Dataset records:
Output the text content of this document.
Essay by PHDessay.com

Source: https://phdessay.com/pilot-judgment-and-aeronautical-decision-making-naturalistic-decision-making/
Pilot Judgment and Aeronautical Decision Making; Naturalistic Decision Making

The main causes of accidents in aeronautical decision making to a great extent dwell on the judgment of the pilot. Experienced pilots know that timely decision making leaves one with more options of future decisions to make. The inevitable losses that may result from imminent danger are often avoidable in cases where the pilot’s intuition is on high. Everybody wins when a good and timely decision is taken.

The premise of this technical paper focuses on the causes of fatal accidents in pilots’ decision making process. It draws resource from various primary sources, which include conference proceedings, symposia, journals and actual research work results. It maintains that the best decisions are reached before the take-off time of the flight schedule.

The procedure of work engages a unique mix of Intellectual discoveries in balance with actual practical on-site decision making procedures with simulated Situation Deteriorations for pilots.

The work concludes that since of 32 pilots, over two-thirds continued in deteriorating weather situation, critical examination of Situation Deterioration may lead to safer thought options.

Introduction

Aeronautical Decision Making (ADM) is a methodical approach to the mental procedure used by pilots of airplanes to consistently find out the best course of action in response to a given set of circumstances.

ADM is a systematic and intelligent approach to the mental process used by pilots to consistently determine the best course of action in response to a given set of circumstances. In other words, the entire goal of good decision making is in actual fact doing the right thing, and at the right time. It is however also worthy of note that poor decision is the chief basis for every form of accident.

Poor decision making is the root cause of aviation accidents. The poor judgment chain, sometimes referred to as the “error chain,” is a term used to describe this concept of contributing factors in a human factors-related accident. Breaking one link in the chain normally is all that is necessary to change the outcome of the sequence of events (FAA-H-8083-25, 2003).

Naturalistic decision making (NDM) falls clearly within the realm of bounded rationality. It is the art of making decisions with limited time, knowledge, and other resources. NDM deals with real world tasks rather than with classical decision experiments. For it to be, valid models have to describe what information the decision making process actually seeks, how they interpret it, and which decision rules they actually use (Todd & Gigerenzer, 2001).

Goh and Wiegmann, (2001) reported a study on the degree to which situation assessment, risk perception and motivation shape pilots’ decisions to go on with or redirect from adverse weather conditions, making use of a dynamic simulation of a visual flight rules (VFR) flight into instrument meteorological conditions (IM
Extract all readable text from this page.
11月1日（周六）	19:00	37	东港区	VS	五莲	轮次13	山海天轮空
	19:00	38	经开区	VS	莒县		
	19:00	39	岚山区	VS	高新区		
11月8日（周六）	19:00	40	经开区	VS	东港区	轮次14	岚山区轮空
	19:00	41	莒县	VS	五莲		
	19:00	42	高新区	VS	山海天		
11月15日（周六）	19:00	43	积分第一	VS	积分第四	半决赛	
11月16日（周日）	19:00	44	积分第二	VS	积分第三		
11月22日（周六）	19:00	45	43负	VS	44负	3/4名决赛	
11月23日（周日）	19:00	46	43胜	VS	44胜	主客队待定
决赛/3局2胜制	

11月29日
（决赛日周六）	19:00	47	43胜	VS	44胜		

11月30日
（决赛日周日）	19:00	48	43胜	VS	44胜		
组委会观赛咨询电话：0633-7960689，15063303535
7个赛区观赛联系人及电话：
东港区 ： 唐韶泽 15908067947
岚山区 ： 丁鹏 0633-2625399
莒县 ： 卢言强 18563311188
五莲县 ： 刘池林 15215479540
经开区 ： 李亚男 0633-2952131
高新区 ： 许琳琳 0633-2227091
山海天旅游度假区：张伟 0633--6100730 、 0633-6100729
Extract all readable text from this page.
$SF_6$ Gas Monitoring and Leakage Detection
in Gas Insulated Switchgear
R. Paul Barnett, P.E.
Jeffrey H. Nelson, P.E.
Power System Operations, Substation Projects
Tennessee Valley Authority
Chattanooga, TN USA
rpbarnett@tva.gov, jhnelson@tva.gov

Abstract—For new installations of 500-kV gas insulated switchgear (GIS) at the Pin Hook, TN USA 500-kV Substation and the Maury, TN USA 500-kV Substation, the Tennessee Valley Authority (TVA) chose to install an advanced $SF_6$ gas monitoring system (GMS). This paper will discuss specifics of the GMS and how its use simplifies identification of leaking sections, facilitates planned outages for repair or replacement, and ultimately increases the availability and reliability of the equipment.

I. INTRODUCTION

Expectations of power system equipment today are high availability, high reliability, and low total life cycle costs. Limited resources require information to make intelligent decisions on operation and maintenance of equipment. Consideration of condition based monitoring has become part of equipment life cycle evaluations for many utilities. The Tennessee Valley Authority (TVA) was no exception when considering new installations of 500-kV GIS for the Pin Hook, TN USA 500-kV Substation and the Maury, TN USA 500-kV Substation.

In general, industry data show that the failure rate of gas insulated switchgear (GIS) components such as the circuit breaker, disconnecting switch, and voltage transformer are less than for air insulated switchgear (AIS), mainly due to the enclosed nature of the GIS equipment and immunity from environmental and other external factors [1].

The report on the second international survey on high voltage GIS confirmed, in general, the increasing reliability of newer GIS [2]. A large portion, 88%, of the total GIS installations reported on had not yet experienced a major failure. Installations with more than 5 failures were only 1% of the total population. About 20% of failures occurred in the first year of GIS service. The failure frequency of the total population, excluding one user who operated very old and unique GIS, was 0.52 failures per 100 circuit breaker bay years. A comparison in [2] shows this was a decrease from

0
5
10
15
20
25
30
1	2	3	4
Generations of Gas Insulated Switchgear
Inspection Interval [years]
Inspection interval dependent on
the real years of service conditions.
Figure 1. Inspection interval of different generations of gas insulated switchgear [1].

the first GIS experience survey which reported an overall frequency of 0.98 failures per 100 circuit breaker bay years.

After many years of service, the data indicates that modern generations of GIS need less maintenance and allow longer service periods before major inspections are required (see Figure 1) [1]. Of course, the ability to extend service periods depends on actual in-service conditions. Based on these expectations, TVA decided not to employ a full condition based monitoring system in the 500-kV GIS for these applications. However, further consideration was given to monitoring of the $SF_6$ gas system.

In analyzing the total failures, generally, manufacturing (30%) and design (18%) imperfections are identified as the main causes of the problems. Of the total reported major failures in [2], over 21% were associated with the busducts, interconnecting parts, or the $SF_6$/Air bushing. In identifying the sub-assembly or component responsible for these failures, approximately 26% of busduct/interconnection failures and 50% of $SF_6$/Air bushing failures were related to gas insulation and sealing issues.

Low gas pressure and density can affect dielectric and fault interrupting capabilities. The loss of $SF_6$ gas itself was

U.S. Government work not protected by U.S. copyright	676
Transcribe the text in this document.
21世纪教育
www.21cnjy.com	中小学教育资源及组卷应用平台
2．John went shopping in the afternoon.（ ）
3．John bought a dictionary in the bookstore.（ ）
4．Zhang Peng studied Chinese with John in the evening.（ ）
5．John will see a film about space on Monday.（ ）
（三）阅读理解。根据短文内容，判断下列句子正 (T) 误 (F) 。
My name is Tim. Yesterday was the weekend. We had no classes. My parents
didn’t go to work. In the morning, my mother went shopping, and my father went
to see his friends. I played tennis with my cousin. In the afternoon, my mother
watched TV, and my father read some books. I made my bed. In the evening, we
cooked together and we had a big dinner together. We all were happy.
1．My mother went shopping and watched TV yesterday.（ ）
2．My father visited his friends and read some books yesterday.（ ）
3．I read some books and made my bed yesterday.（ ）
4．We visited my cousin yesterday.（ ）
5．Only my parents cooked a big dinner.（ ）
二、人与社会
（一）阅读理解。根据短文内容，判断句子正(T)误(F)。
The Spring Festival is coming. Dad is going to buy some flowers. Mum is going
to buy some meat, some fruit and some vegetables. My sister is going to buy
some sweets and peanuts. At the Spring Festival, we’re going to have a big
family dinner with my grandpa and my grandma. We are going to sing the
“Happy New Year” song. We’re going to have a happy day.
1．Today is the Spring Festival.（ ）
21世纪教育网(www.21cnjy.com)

TASK TO COMPLETE
Would you copy out each line exactly as written?

COMPLETED TASK
Output the text content of this document.
Essay by PHDessay.com

Source: https://phdessay.com/pilot-judgment-and-aeronautical-decision-making-naturalistic-decision-making/
Pilot Judgment and Aeronautical Decision Making; Naturalistic Decision Making

The main causes of accidents in aeronautical decision making to a great extent dwell on the judgment of the pilot. Experienced pilots know that timely decision making leaves one with more options of future decisions to make. The inevitable losses that may result from imminent danger are often avoidable in cases where the pilot’s intuition is on high. Everybody wins when a good and timely decision is taken.

The premise of this technical paper focuses on the causes of fatal accidents in pilots’ decision making process. It draws resource from various primary sources, which include conference proceedings, symposia, journals and actual research work results. It maintains that the best decisions are reached before the take-off time of the flight schedule.

The procedure of work engages a unique mix of Intellectual discoveries in balance with actual practical on-site decision making procedures with simulated Situation Deteriorations for pilots.

The work concludes that since of 32 pilots, over two-thirds continued in deteriorating weather situation, critical examination of Situation Deterioration may lead to safer thought options.

Introduction

Aeronautical Decision Making (ADM) is a methodical approach to the mental procedure used by pilots of airplanes to consistently find out the best course of action in response to a given set of circumstances.

ADM is a systematic and intelligent approach to the mental process used by pilots to consistently determine the best course of action in response to a given set of circumstances. In other words, the entire goal of good decision making is in actual fact doing the right thing, and at the right time. It is however also worthy of note that poor decision is the chief basis for every form of accident.

Poor decision making is the root cause of aviation accidents. The poor judgment chain, sometimes referred to as the “error chain,” is a term used to describe this concept of contributing factors in a human factors-related accident. Breaking one link in the chain normally is all that is necessary to change the outcome of the sequence of events (FAA-H-8083-25, 2003).

Naturalistic decision making (NDM) falls clearly within the realm of bounded rationality. It is the art of making decisions with limited time, knowledge, and other resources. NDM deals with real world tasks rather than with classical decision experiments. For it to be, valid models have to describe what information the decision making process actually seeks, how they interpret it, and which decision rules they actually use (Todd & Gigerenzer, 2001).

Goh and Wiegmann, (2001) reported a study on the degree to which situation assessment, risk perception and motivation shape pilots’ decisions to go on with or redirect from adverse weather conditions, making use of a dynamic simulation of a visual flight rules (VFR) flight into instrument meteorological conditions (IM
Extract all readable text from this page.
11月1日（周六）	19:00	37	东港区	VS	五莲	轮次13	山海天轮空
	19:00	38	经开区	VS	莒县		
	19:00	39	岚山区	VS	高新区		
11月8日（周六）	19:00	40	经开区	VS	东港区	轮次14	岚山区轮空
	19:00	41	莒县	VS	五莲		
	19:00	42	高新区	VS	山海天		
11月15日（周六）	19:00	43	积分第一	VS	积分第四	半决赛	
11月16日（周日）	19:00	44	积分第二	VS	积分第三		
11月22日（周六）	19:00	45	43负	VS	44负	3/4名决赛	
11月23日（周日）	19:00	46	43胜	VS	44胜	主客队待定
决赛/3局2胜制	

11月29日
（决赛日周六）	19:00	47	43胜	VS	44胜		

11月30日
（决赛日周日）	19:00	48	43胜	VS	44胜		
组委会观赛咨询电话：0633-7960689，15063303535
7个赛区观赛联系人及电话：
东港区 ： 唐韶泽 15908067947
岚山区 ： 丁鹏 0633-2625399
莒县 ： 卢言强 18563311188
五莲县 ： 刘池林 15215479540
经开区 ： 李亚男 0633-2952131
高新区 ： 许琳琳 0633-2227091
山海天旅游度假区：张伟 0633--6100730 、 0633-6100729
Extract all readable text from this page.
$SF_6$ Gas Monitoring and Leakage Detection
in Gas Insulated Switchgear
R. Paul Barnett, P.E.
Jeffrey H. Nelson, P.E.
Power System Operations, Substation Projects
Tennessee Valley Authority
Chattanooga, TN USA
rpbarnett@tva.gov, jhnelson@tva.gov

Abstract—For new installations of 500-kV gas insulated switchgear (GIS) at the Pin Hook, TN USA 500-kV Substation and the Maury, TN USA 500-kV Substation, the Tennessee Valley Authority (TVA) chose to install an advanced $SF_6$ gas monitoring system (GMS). This paper will discuss specifics of the GMS and how its use simplifies identification of leaking sections, facilitates planned outages for repair or replacement, and ultimately increases the availability and reliability of the equipment.

I. INTRODUCTION

Expectations of power system equipment today are high availability, high reliability, and low total life cycle costs. Limited resources require information to make intelligent decisions on operation and maintenance of equipment. Consideration of condition based monitoring has become part of equipment life cycle evaluations for many utilities. The Tennessee Valley Authority (TVA) was no exception when considering new installations of 500-kV GIS for the Pin Hook, TN USA 500-kV Substation and the Maury, TN USA 500-kV Substation.

In general, industry data show that the failure rate of gas insulated switchgear (GIS) components such as the circuit breaker, disconnecting switch, and voltage transformer are less than for air insulated switchgear (AIS), mainly due to the enclosed nature of the GIS equipment and immunity from environmental and other external factors [1].

The report on the second international survey on high voltage GIS confirmed, in general, the increasing reliability of newer GIS [2]. A large portion, 88%, of the total GIS installations reported on had not yet experienced a major failure. Installations with more than 5 failures were only 1% of the total population. About 20% of failures occurred in the first year of GIS service. The failure frequency of the total population, excluding one user who operated very old and unique GIS, was 0.52 failures per 100 circuit breaker bay years. A comparison in [2] shows this was a decrease from

0
5
10
15
20
25
30
1	2	3	4
Generations of Gas Insulated Switchgear
Inspection Interval [years]
Inspection interval dependent on
the real years of service conditions.
Figure 1. Inspection interval of different generations of gas insulated switchgear [1].

the first GIS experience survey which reported an overall frequency of 0.98 failures per 100 circuit breaker bay years.

After many years of service, the data indicates that modern generations of GIS need less maintenance and allow longer service periods before major inspections are required (see Figure 1) [1]. Of course, the ability to extend service periods depends on actual in-service conditions. Based on these expectations, TVA decided not to employ a full condition based monitoring system in the 500-kV GIS for these applications. However, further consideration was given to monitoring of the $SF_6$ gas system.

In analyzing the total failures, generally, manufacturing (30%) and design (18%) imperfections are identified as the main causes of the problems. Of the total reported major failures in [2], over 21% were associated with the busducts, interconnecting parts, or the $SF_6$/Air bushing. In identifying the sub-assembly or component responsible for these failures, approximately 26% of busduct/interconnection failures and 50% of $SF_6$/Air bushing failures were related to gas insulation and sealing issues.

Low gas pressure and density can affect dielectric and fault interrupting capabilities. The loss of $SF_6$ gas itself was

U.S. Government work not protected by U.S. copyright	676
Transcribe the text in this document.
21世纪教育
www.21cnjy.com	中小学教育资源及组卷应用平台
2．John went shopping in the afternoon.（ ）
3．John bought a dictionary in the bookstore.（ ）
4．Zhang Peng studied Chinese with John in the evening.（ ）
5．John will see a film about space on Monday.（ ）
（三）阅读理解。根据短文内容，判断下列句子正 (T) 误 (F) 。
My name is Tim. Yesterday was the weekend. We had no classes. My parents
didn’t go to work. In the morning, my mother went shopping, and my father went
to see his friends. I played tennis with my cousin. In the afternoon, my mother
watched TV, and my father read some books. I made my bed. In the evening, we
cooked together and we had a big dinner together. We all were happy.
1．My mother went shopping and watched TV yesterday.（ ）
2．My father visited his friends and read some books yesterday.（ ）
3．I read some books and made my bed yesterday.（ ）
4．We visited my cousin yesterday.（ ）
5．Only my parents cooked a big dinner.（ ）
二、人与社会
（一）阅读理解。根据短文内容，判断句子正(T)误(F)。
The Spring Festival is coming. Dad is going to buy some flowers. Mum is going
to buy some meat, some fruit and some vegetables. My sister is going to buy
some sweets and peanuts. At the Spring Festival, we’re going to have a big
family dinner with my grandpa and my grandma. We are going to sing the
“Happy New Year” song. We’re going to have a happy day.
1．Today is the Spring Festival.（ ）
21世纪教育网(www.21cnjy.com)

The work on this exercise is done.